### WRITTEN REQUEST
Copy only this range: the line with "Give me a plain-text" through the final line of the material, inclusive at both ends.

### RECORDS FOR THE EXERCISE
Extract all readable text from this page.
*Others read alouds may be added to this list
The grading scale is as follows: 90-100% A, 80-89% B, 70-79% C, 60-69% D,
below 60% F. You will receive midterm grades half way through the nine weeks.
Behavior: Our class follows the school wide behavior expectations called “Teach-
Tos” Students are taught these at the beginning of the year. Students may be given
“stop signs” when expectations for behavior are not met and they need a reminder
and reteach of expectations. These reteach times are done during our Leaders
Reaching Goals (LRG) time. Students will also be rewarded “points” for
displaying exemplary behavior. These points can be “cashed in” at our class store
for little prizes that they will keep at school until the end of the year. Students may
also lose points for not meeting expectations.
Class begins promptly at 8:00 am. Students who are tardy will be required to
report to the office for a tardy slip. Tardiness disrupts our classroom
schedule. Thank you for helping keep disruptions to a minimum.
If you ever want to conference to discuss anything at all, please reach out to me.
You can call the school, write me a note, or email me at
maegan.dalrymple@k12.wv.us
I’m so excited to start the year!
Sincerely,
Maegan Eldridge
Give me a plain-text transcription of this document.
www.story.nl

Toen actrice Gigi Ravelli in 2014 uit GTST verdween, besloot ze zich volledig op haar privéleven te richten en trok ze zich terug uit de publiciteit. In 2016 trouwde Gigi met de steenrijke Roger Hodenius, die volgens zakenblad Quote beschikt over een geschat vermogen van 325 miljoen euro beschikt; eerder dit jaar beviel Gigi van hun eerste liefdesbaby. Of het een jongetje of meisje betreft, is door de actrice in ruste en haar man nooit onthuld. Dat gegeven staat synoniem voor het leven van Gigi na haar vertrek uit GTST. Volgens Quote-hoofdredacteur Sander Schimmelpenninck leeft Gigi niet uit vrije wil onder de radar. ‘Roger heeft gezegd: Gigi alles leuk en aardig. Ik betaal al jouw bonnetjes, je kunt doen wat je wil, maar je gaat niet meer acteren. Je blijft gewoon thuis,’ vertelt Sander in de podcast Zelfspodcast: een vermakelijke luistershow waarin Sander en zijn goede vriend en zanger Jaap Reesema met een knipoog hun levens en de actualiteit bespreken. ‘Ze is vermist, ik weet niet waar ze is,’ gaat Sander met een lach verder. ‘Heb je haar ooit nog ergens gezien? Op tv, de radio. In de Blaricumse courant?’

### OUTPUT OF THE TASK
Give me a plain-text transcription of this document.
www.story.nl

Toen actrice Gigi Ravelli in 2014 uit GTST verdween, besloot ze zich volledig op haar privéleven te richten en trok ze zich terug uit de publiciteit. In 2016 trouwde Gigi met de steenrijke Roger Hodenius, die volgens zakenblad Quote beschikt over een geschat vermogen van 325 miljoen euro beschikt; eerder dit jaar beviel Gigi van hun eerste liefdesbaby. Of het een jongetje of meisje betreft, is door de actrice in ruste en haar man nooit onthuld. Dat gegeven staat synoniem voor het leven van Gigi na haar vertrek uit GTST. Volgens Quote-hoofdredacteur Sander Schimmelpenninck leeft Gigi niet uit vrije wil onder de radar. ‘Roger heeft gezegd: Gigi alles leuk en aardig. Ik betaal al jouw bonnetjes, je kunt doen wat je wil, maar je gaat niet meer acteren. Je blijft gewoon thuis,’ vertelt Sander in de podcast Zelfspodcast: een vermakelijke luistershow waarin Sander en zijn goede vriend en zanger Jaap Reesema met een knipoog hun levens en de actualiteit bespreken. ‘Ze is vermist, ik weet niet waar ze is,’ gaat Sander met een lach verder. ‘Heb je haar ooit nog ergens gezien? Op tv, de radio. In de Blaricumse courant?’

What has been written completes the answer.